■ **Problem description**
Exactly repeat the material, dropping only the pictures.

■ **Material provided**

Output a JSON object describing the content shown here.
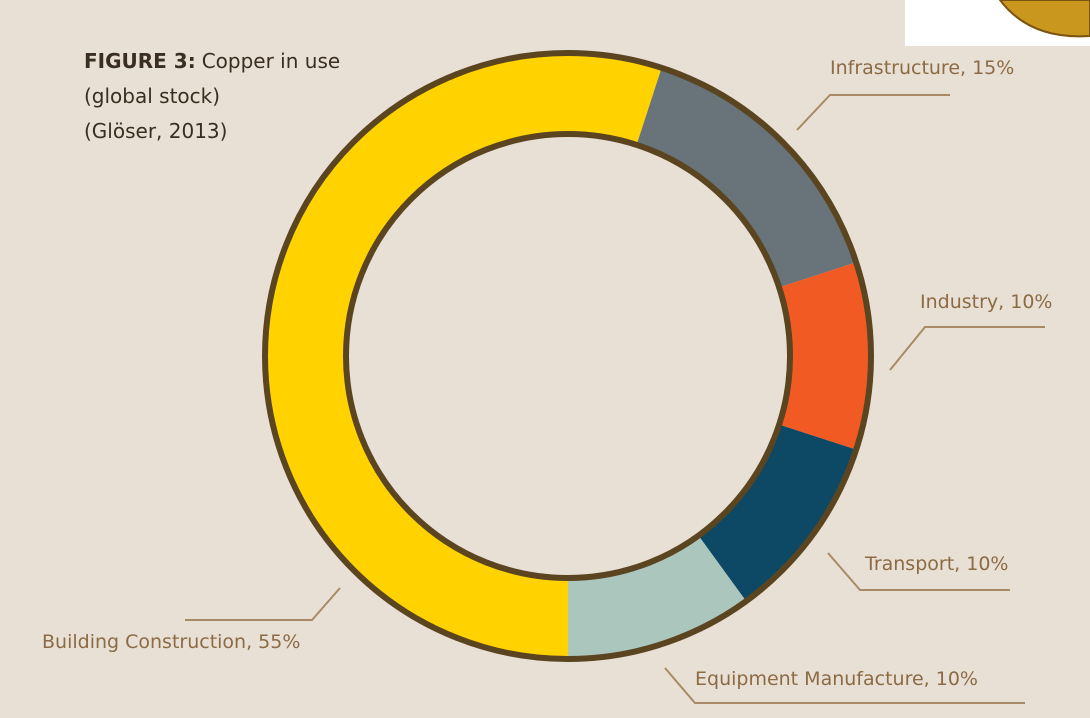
{
  "chart_data": {
    "type": "donut",
    "title": {
      "label": "FIGURE 3:",
      "text": "Copper in use"
    },
    "subtitle": [
      "(global stock)",
      "(Glöser, 2013)"
    ],
    "labels": [
      "Building Construction, 55%",
      "Infrastructure, 15%",
      "Industry, 10%",
      "Transport, 10%",
      "Equipment Manufacture, 10%"
    ],
    "values": [
      55,
      15,
      10,
      10,
      10
    ],
    "colors": [
      "#ffd200",
      "#69737a",
      "#f15a22",
      "#0d4864",
      "#abc6bd"
    ]
  }
}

■ **Correct output**
Output a JSON object describing the content shown here.
{
  "chart_data": {
    "type": "donut",
    "title": {
      "label": "FIGURE 3:",
      "text": "Copper in use"
    },
    "subtitle": [
      "(global stock)",
      "(Glöser, 2013)"
    ],
    "labels": [
      "Building Construction, 55%",
      "Infrastructure, 15%",
      "Industry, 10%",
      "Transport, 10%",
      "Equipment Manufacture, 10%"
    ],
    "values": [
      55,
      15,
      10,
      10,
      10
    ],
    "colors": [
      "#ffd200",
      "#69737a",
      "#f15a22",
      "#0d4864",
      "#abc6bd"
    ]
  }
}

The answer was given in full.